**What you will do:** Take down each entry exactly as written.

(Stored records)

## begin

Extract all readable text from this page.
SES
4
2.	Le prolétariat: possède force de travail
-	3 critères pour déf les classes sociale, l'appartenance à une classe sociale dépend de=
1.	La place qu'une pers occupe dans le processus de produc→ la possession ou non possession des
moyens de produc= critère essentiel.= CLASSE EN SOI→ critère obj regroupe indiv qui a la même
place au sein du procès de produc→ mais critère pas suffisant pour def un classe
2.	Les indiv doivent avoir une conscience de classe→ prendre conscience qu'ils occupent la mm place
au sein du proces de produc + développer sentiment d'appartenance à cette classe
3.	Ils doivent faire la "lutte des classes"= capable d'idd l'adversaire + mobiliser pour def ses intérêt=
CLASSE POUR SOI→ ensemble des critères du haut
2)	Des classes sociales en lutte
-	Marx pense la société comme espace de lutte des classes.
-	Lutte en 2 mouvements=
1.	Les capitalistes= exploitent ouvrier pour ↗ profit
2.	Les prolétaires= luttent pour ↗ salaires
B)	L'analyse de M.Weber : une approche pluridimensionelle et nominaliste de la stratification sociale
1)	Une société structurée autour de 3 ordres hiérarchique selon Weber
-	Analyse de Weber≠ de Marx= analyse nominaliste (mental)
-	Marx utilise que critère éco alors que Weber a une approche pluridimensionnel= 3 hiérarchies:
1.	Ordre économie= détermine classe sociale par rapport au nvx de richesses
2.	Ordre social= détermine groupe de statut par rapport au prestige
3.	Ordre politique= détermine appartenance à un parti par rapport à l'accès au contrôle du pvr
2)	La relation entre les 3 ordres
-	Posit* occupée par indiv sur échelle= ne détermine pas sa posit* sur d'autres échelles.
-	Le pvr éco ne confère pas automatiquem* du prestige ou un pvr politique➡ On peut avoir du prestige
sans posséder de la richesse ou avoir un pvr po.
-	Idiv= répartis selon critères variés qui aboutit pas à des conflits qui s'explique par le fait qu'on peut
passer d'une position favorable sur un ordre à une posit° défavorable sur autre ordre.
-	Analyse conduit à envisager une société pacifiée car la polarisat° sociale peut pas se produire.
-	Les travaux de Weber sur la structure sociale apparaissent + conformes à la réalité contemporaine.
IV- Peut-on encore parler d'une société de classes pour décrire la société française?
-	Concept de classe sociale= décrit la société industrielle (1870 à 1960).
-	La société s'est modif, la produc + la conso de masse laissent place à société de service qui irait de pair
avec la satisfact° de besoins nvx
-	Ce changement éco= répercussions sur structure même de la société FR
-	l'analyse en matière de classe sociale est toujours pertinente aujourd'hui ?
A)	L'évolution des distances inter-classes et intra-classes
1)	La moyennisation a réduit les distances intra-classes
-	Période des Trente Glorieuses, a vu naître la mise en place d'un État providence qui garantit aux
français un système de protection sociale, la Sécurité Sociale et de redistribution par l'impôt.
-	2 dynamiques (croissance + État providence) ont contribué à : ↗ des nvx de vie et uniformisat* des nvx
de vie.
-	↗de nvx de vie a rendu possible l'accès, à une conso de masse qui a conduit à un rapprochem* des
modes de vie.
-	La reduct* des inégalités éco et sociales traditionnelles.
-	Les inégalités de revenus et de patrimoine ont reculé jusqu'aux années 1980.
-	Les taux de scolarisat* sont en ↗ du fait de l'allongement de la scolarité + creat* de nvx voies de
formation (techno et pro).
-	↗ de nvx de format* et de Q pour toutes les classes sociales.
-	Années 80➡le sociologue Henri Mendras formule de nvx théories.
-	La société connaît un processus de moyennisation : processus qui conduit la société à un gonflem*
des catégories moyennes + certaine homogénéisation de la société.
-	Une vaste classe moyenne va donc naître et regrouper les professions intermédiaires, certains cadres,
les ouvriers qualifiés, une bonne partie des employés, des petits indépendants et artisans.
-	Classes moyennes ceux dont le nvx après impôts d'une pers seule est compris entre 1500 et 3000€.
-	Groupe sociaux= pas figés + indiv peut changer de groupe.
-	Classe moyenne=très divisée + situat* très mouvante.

## end

**Correct result:**
Extract all readable text from this page.
SES
4
2.	Le prolétariat: possède force de travail
-	3 critères pour déf les classes sociale, l'appartenance à une classe sociale dépend de=
1.	La place qu'une pers occupe dans le processus de produc→ la possession ou non possession des
moyens de produc= critère essentiel.= CLASSE EN SOI→ critère obj regroupe indiv qui a la même
place au sein du procès de produc→ mais critère pas suffisant pour def un classe
2.	Les indiv doivent avoir une conscience de classe→ prendre conscience qu'ils occupent la mm place
au sein du proces de produc + développer sentiment d'appartenance à cette classe
3.	Ils doivent faire la "lutte des classes"= capable d'idd l'adversaire + mobiliser pour def ses intérêt=
CLASSE POUR SOI→ ensemble des critères du haut
2)	Des classes sociales en lutte
-	Marx pense la société comme espace de lutte des classes.
-	Lutte en 2 mouvements=
1.	Les capitalistes= exploitent ouvrier pour ↗ profit
2.	Les prolétaires= luttent pour ↗ salaires
B)	L'analyse de M.Weber : une approche pluridimensionelle et nominaliste de la stratification sociale
1)	Une société structurée autour de 3 ordres hiérarchique selon Weber
-	Analyse de Weber≠ de Marx= analyse nominaliste (mental)
-	Marx utilise que critère éco alors que Weber a une approche pluridimensionnel= 3 hiérarchies:
1.	Ordre économie= détermine classe sociale par rapport au nvx de richesses
2.	Ordre social= détermine groupe de statut par rapport au prestige
3.	Ordre politique= détermine appartenance à un parti par rapport à l'accès au contrôle du pvr
2)	La relation entre les 3 ordres
-	Posit* occupée par indiv sur échelle= ne détermine pas sa posit* sur d'autres échelles.
-	Le pvr éco ne confère pas automatiquem* du prestige ou un pvr politique➡ On peut avoir du prestige
sans posséder de la richesse ou avoir un pvr po.
-	Idiv= répartis selon critères variés qui aboutit pas à des conflits qui s'explique par le fait qu'on peut
passer d'une position favorable sur un ordre à une posit° défavorable sur autre ordre.
-	Analyse conduit à envisager une société pacifiée car la polarisat° sociale peut pas se produire.
-	Les travaux de Weber sur la structure sociale apparaissent + conformes à la réalité contemporaine.
IV- Peut-on encore parler d'une société de classes pour décrire la société française?
-	Concept de classe sociale= décrit la société industrielle (1870 à 1960).
-	La société s'est modif, la produc + la conso de masse laissent place à société de service qui irait de pair
avec la satisfact° de besoins nvx
-	Ce changement éco= répercussions sur structure même de la société FR
-	l'analyse en matière de classe sociale est toujours pertinente aujourd'hui ?
A)	L'évolution des distances inter-classes et intra-classes
1)	La moyennisation a réduit les distances intra-classes
-	Période des Trente Glorieuses, a vu naître la mise en place d'un État providence qui garantit aux
français un système de protection sociale, la Sécurité Sociale et de redistribution par l'impôt.
-	2 dynamiques (croissance + État providence) ont contribué à : ↗ des nvx de vie et uniformisat* des nvx
de vie.
-	↗de nvx de vie a rendu possible l'accès, à une conso de masse qui a conduit à un rapprochem* des
modes de vie.
-	La reduct* des inégalités éco et sociales traditionnelles.
-	Les inégalités de revenus et de patrimoine ont reculé jusqu'aux années 1980.
-	Les taux de scolarisat* sont en ↗ du fait de l'allongement de la scolarité + creat* de nvx voies de
formation (techno et pro).
-	↗ de nvx de format* et de Q pour toutes les classes sociales.
-	Années 80➡le sociologue Henri Mendras formule de nvx théories.
-	La société connaît un processus de moyennisation : processus qui conduit la société à un gonflem*
des catégories moyennes + certaine homogénéisation de la société.
-	Une vaste classe moyenne va donc naître et regrouper les professions intermédiaires, certains cadres,
les ouvriers qualifiés, une bonne partie des employés, des petits indépendants et artisans.
-	Classes moyennes ceux dont le nvx après impôts d'une pers seule est compris entre 1500 et 3000€.
-	Groupe sociaux= pas figés + indiv peut changer de groupe.
-	Classe moyenne=très divisée + situat* très mouvante.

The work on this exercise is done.